**GIVEN TEXT**:
** START **
A notorious unsolved California mafia murder prevented Jerry Tarkanian from coaching the “Showtime” L.A. Lakers of the 1980s.Tarkanian, a legendary college basketball coach who led University of Nevada-Las Vegas to back-to-back NCAA championship games and the 1990 national title, was about to sign on as the Lakers new coach in the summer of 1979 until his agent and close friend, west coast mob associate Victor Weiss, was brutally slain. Weiss’ murder was carried out right after he left a meeting at a Beverly Hills hotel in which he had negotiated the final details of Tarkanian’s contract with Lakers owner Jack Kent Cooke and owner-to-be Jerry Buss. Nobody has ever been arrested in the case and today, 36 years later, it remains a mystery.
Following Weiss’ trussed, decomposing corpse being found in the trunk of his maroon-colored Rolls Royce in a North Hollywood parking garage on June 17, 1979 – he was shot twice in the back of the head –,Tarkanian removed his name as a candidate for the Lakers coaching job and stayed on the Strip to build his UNLV Runnin’ Rebels into a national power in the 1980s and early 1990s.
** END **
**INFORMATION PROVIDED**:
** START **
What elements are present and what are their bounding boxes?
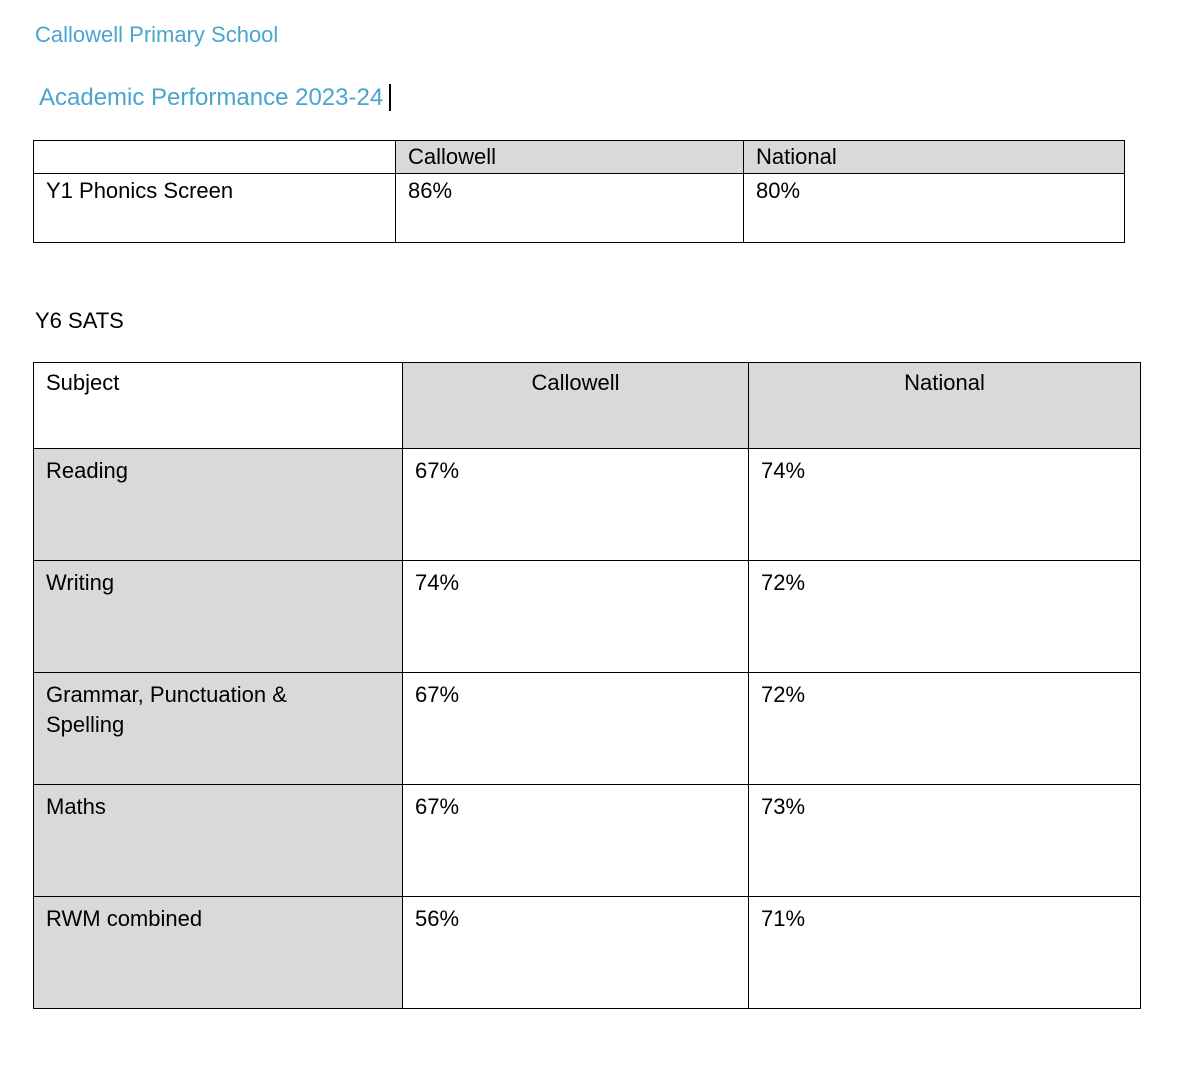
table-row: Writing 74% 72% — [33, 560, 1141, 674]
phonics-table: Callowell National Y1 Phonics Screen 86%… — [33, 139, 1125, 243]
row-header-cell[interactable]: Writing — [33, 560, 403, 674]
sats-header-national[interactable]: National — [748, 362, 1141, 450]
table-header-row: Subject Callowell National — [33, 362, 1141, 450]
national-value-cell[interactable]: 74% — [748, 448, 1141, 562]
callowell-value-cell[interactable]: 67% — [402, 672, 749, 786]
school-name-heading[interactable]: Callowell Primary School — [35, 22, 279, 47]
table-row: Grammar, Punctuation & Spelling 67% 72% — [33, 672, 1141, 786]
row-header-cell[interactable]: Y1 Phonics Screen — [33, 172, 396, 243]
callowell-value-cell[interactable]: 56% — [402, 896, 749, 1010]
document-page[interactable]: Callowell Primary School Academic Perfor… — [0, 0, 1173, 1010]
table-row: RWM combined 56% 71% — [33, 896, 1141, 1010]
callowell-value-cell[interactable]: 74% — [402, 560, 749, 674]
phonics-header-empty-cell[interactable] — [33, 139, 396, 174]
sats-section-heading[interactable]: Y6 SATS — [35, 307, 124, 333]
report-title-line[interactable]: Academic Performance 2023-24 — [39, 84, 1173, 112]
table-header-row: Callowell National — [33, 139, 1125, 174]
callowell-value-cell[interactable]: 86% — [395, 172, 744, 243]
row-header-cell[interactable]: RWM combined — [33, 896, 403, 1010]
row-header-cell[interactable]: Reading — [33, 448, 403, 562]
callowell-value-cell[interactable]: 67% — [402, 784, 749, 898]
phonics-header-callowell[interactable]: Callowell — [395, 139, 744, 174]
sats-header-subject[interactable]: Subject — [33, 362, 403, 450]
national-value-cell[interactable]: 71% — [748, 896, 1141, 1010]
text-cursor — [389, 84, 392, 112]
sats-table: Subject Callowell National Reading 67% 7… — [33, 362, 1141, 1010]
table-row: Reading 67% 74% — [33, 448, 1141, 562]
report-title-heading[interactable]: Academic Performance 2023-24 — [39, 84, 384, 112]
row-header-cell[interactable]: Grammar, Punctuation & Spelling — [33, 672, 403, 786]
national-value-cell[interactable]: 80% — [743, 172, 1125, 243]
phonics-header-national[interactable]: National — [743, 139, 1125, 174]
national-value-cell[interactable]: 72% — [748, 560, 1141, 674]
national-value-cell[interactable]: 73% — [748, 784, 1141, 898]
table-row: Maths 67% 73% — [33, 784, 1141, 898]
row-header-cell[interactable]: Maths — [33, 784, 403, 898]
table-row: Y1 Phonics Screen 86% 80% — [33, 172, 1125, 243]
sats-header-callowell[interactable]: Callowell — [402, 362, 749, 450]
callowell-value-cell[interactable]: 67% — [402, 448, 749, 562]
national-value-cell[interactable]: 72% — [748, 672, 1141, 786]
** END **
**TASKS**:
[1] According to the article on Tarkanian and the Lakers, why did Jerry Tarkanian not become the Lakers coach in 1979?
[2] Render this sentence from the article on Tarkanian and the Lakers in Spanish: "Nobody has ever been arrested in the case and today, 36 years later, it remains a mystery."
[3] Duplicate the passage in the article on Tarkanian and the Lakers that opens with the words "A notorious unsolved" and closes with "remains a mystery.".

**SOLUTIONS**:
[1] His agent and close friend, Victor Weiss, was murdered right after negotiating the final details of Tarkanian's contract with Jack Kent Cooke and Jerry Buss. After Weiss's body was found in the trunk of his Rolls Royce on June 17, 1979, Tarkanian withdrew his name as a candidate and stayed at UNLV.

[2] Nadie ha sido arrestado nunca en el caso y hoy, 36 años después, sigue siendo un misterio.

[3]
A notorious unsolved California mafia murder prevented Jerry Tarkanian from coaching the “Showtime” L.A. Lakers of the 1980s.Tarkanian, a legendary college basketball coach who led University of Nevada-Las Vegas to back-to-back NCAA championship games and the 1990 national title, was about to sign on as the Lakers new coach in the summer of 1979 until his agent and close friend, west coast mob associate Victor Weiss, was brutally slain. Weiss’ murder was carried out right after he left a meeting at a Beverly Hills hotel in which he had negotiated the final details of Tarkanian’s contract with Lakers owner Jack Kent Cooke and owner-to-be Jerry Buss. Nobody has ever been arrested in the case and today, 36 years later, it remains a mystery.